*Directions*. All entries are to be given again verbatim.

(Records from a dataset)
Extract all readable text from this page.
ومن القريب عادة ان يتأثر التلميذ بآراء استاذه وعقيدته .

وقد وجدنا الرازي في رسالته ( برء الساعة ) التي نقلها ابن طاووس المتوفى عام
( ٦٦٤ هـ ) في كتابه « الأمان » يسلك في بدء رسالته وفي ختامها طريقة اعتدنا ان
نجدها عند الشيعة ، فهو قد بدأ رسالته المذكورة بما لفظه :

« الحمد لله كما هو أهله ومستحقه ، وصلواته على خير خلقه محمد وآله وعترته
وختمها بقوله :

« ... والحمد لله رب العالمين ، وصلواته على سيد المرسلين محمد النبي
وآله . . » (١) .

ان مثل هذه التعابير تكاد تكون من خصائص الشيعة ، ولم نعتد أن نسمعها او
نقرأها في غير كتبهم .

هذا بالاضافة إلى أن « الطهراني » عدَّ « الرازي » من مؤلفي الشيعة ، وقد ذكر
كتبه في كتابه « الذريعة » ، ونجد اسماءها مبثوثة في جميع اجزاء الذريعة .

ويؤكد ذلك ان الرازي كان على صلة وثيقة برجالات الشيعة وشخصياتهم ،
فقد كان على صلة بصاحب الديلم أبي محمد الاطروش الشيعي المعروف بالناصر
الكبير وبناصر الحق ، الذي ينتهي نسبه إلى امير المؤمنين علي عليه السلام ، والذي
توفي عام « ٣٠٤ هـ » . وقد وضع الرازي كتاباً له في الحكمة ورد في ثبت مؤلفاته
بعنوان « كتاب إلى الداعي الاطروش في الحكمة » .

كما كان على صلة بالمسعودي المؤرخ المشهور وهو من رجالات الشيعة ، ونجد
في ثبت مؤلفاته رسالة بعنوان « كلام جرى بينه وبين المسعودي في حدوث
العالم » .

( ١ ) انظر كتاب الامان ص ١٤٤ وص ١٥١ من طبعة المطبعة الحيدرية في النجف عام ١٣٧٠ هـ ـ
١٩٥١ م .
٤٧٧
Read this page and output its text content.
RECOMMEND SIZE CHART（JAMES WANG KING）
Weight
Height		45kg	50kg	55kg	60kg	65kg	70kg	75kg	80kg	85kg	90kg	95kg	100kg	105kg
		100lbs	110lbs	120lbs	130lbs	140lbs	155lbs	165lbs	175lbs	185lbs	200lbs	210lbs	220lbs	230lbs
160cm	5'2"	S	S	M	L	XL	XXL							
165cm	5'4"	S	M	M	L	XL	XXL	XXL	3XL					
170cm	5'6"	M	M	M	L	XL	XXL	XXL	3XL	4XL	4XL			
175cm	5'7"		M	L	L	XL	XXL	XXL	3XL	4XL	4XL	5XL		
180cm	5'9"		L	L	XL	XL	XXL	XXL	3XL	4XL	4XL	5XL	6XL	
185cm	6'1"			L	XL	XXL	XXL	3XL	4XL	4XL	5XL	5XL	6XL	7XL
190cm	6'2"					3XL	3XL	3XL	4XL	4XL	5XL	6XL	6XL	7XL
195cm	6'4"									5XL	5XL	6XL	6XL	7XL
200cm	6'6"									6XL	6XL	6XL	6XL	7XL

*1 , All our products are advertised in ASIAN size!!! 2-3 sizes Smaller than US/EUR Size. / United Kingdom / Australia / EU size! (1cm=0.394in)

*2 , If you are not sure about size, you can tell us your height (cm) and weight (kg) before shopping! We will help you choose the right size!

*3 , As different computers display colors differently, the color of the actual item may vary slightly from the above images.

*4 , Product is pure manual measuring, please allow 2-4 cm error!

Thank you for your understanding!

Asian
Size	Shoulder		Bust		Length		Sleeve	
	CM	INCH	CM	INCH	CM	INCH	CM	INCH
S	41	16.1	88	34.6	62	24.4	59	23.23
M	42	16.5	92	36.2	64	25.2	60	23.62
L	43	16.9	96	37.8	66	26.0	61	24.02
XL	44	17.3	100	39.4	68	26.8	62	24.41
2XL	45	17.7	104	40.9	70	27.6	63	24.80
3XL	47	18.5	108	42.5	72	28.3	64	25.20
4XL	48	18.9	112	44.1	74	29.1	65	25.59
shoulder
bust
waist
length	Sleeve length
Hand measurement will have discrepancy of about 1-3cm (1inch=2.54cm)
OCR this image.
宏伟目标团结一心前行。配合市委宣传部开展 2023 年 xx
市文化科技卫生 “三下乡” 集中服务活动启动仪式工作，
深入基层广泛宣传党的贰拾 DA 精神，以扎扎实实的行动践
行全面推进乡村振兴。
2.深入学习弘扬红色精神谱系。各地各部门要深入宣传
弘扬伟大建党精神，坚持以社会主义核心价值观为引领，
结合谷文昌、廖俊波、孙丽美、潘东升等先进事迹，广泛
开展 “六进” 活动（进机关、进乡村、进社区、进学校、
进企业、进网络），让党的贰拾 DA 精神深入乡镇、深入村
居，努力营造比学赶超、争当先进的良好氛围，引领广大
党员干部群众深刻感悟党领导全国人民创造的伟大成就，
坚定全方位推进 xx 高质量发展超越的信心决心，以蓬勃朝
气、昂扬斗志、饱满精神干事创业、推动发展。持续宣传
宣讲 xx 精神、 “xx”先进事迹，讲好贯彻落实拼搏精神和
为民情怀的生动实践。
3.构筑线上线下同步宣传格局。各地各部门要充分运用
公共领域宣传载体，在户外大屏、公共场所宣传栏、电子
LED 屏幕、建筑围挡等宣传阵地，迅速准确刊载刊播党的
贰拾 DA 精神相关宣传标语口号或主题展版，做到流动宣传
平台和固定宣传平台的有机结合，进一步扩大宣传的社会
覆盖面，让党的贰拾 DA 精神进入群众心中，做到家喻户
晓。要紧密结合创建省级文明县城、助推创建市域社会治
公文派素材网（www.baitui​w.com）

*Correct answer*.
Extract all readable text from this page.
ومن القريب عادة ان يتأثر التلميذ بآراء استاذه وعقيدته .

وقد وجدنا الرازي في رسالته ( برء الساعة ) التي نقلها ابن طاووس المتوفى عام
( ٦٦٤ هـ ) في كتابه « الأمان » يسلك في بدء رسالته وفي ختامها طريقة اعتدنا ان
نجدها عند الشيعة ، فهو قد بدأ رسالته المذكورة بما لفظه :

« الحمد لله كما هو أهله ومستحقه ، وصلواته على خير خلقه محمد وآله وعترته
وختمها بقوله :

« ... والحمد لله رب العالمين ، وصلواته على سيد المرسلين محمد النبي
وآله . . » (١) .

ان مثل هذه التعابير تكاد تكون من خصائص الشيعة ، ولم نعتد أن نسمعها او
نقرأها في غير كتبهم .

هذا بالاضافة إلى أن « الطهراني » عدَّ « الرازي » من مؤلفي الشيعة ، وقد ذكر
كتبه في كتابه « الذريعة » ، ونجد اسماءها مبثوثة في جميع اجزاء الذريعة .

ويؤكد ذلك ان الرازي كان على صلة وثيقة برجالات الشيعة وشخصياتهم ،
فقد كان على صلة بصاحب الديلم أبي محمد الاطروش الشيعي المعروف بالناصر
الكبير وبناصر الحق ، الذي ينتهي نسبه إلى امير المؤمنين علي عليه السلام ، والذي
توفي عام « ٣٠٤ هـ » . وقد وضع الرازي كتاباً له في الحكمة ورد في ثبت مؤلفاته
بعنوان « كتاب إلى الداعي الاطروش في الحكمة » .

كما كان على صلة بالمسعودي المؤرخ المشهور وهو من رجالات الشيعة ، ونجد
في ثبت مؤلفاته رسالة بعنوان « كلام جرى بينه وبين المسعودي في حدوث
العالم » .

( ١ ) انظر كتاب الامان ص ١٤٤ وص ١٥١ من طبعة المطبعة الحيدرية في النجف عام ١٣٧٠ هـ ـ
١٩٥١ م .
٤٧٧
Read this page and output its text content.
RECOMMEND SIZE CHART（JAMES WANG KING）
Weight
Height		45kg	50kg	55kg	60kg	65kg	70kg	75kg	80kg	85kg	90kg	95kg	100kg	105kg
		100lbs	110lbs	120lbs	130lbs	140lbs	155lbs	165lbs	175lbs	185lbs	200lbs	210lbs	220lbs	230lbs
160cm	5'2"	S	S	M	L	XL	XXL							
165cm	5'4"	S	M	M	L	XL	XXL	XXL	3XL					
170cm	5'6"	M	M	M	L	XL	XXL	XXL	3XL	4XL	4XL			
175cm	5'7"		M	L	L	XL	XXL	XXL	3XL	4XL	4XL	5XL		
180cm	5'9"		L	L	XL	XL	XXL	XXL	3XL	4XL	4XL	5XL	6XL	
185cm	6'1"			L	XL	XXL	XXL	3XL	4XL	4XL	5XL	5XL	6XL	7XL
190cm	6'2"					3XL	3XL	3XL	4XL	4XL	5XL	6XL	6XL	7XL
195cm	6'4"									5XL	5XL	6XL	6XL	7XL
200cm	6'6"									6XL	6XL	6XL	6XL	7XL

*1 , All our products are advertised in ASIAN size!!! 2-3 sizes Smaller than US/EUR Size. / United Kingdom / Australia / EU size! (1cm=0.394in)

*2 , If you are not sure about size, you can tell us your height (cm) and weight (kg) before shopping! We will help you choose the right size!

*3 , As different computers display colors differently, the color of the actual item may vary slightly from the above images.

*4 , Product is pure manual measuring, please allow 2-4 cm error!

Thank you for your understanding!

Asian
Size	Shoulder		Bust		Length		Sleeve	
	CM	INCH	CM	INCH	CM	INCH	CM	INCH
S	41	16.1	88	34.6	62	24.4	59	23.23
M	42	16.5	92	36.2	64	25.2	60	23.62
L	43	16.9	96	37.8	66	26.0	61	24.02
XL	44	17.3	100	39.4	68	26.8	62	24.41
2XL	45	17.7	104	40.9	70	27.6	63	24.80
3XL	47	18.5	108	42.5	72	28.3	64	25.20
4XL	48	18.9	112	44.1	74	29.1	65	25.59
shoulder
bust
waist
length	Sleeve length
Hand measurement will have discrepancy of about 1-3cm (1inch=2.54cm)
OCR this image.
宏伟目标团结一心前行。配合市委宣传部开展 2023 年 xx
市文化科技卫生 “三下乡” 集中服务活动启动仪式工作，
深入基层广泛宣传党的贰拾 DA 精神，以扎扎实实的行动践
行全面推进乡村振兴。
2.深入学习弘扬红色精神谱系。各地各部门要深入宣传
弘扬伟大建党精神，坚持以社会主义核心价值观为引领，
结合谷文昌、廖俊波、孙丽美、潘东升等先进事迹，广泛
开展 “六进” 活动（进机关、进乡村、进社区、进学校、
进企业、进网络），让党的贰拾 DA 精神深入乡镇、深入村
居，努力营造比学赶超、争当先进的良好氛围，引领广大
党员干部群众深刻感悟党领导全国人民创造的伟大成就，
坚定全方位推进 xx 高质量发展超越的信心决心，以蓬勃朝
气、昂扬斗志、饱满精神干事创业、推动发展。持续宣传
宣讲 xx 精神、 “xx”先进事迹，讲好贯彻落实拼搏精神和
为民情怀的生动实践。
3.构筑线上线下同步宣传格局。各地各部门要充分运用
公共领域宣传载体，在户外大屏、公共场所宣传栏、电子
LED 屏幕、建筑围挡等宣传阵地，迅速准确刊载刊播党的
贰拾 DA 精神相关宣传标语口号或主题展版，做到流动宣传
平台和固定宣传平台的有机结合，进一步扩大宣传的社会
覆盖面，让党的贰拾 DA 精神进入群众心中，做到家喻户
晓。要紧密结合创建省级文明县城、助推创建市域社会治
公文派素材网（www.baitui​w.com）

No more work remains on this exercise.